[Records]

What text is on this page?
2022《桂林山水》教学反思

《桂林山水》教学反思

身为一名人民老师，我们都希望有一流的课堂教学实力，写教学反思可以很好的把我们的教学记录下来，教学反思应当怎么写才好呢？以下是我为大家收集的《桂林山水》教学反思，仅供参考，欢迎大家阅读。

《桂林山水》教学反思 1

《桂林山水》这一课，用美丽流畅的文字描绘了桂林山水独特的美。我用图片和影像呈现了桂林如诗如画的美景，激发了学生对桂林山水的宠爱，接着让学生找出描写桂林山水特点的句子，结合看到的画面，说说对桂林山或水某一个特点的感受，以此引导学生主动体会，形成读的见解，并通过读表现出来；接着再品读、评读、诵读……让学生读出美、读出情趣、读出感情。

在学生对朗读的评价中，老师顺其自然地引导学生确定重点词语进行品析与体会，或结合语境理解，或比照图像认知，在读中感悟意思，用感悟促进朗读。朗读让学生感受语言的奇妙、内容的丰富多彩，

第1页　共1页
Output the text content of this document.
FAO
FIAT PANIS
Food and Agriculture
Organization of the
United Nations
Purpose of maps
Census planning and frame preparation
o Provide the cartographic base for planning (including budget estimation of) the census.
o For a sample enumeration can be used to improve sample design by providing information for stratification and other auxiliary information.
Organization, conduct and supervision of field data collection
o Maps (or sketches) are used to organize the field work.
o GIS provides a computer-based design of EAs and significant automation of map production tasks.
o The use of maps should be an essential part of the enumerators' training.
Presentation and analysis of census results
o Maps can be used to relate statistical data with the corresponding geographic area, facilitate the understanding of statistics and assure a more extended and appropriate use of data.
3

= STATED EXERCISE =
Repeat, with no changes, each line from the one with "Output the text content of this document." to the end of the listing, including both ends and nothing else.

= SOLUTION =
Output the text content of this document.
FAO
FIAT PANIS
Food and Agriculture
Organization of the
United Nations
Purpose of maps
Census planning and frame preparation
o Provide the cartographic base for planning (including budget estimation of) the census.
o For a sample enumeration can be used to improve sample design by providing information for stratification and other auxiliary information.
Organization, conduct and supervision of field data collection
o Maps (or sketches) are used to organize the field work.
o GIS provides a computer-based design of EAs and significant automation of map production tasks.
o The use of maps should be an essential part of the enumerators' training.
Presentation and analysis of census results
o Maps can be used to relate statistical data with the corresponding geographic area, facilitate the understanding of statistics and assure a more extended and appropriate use of data.
3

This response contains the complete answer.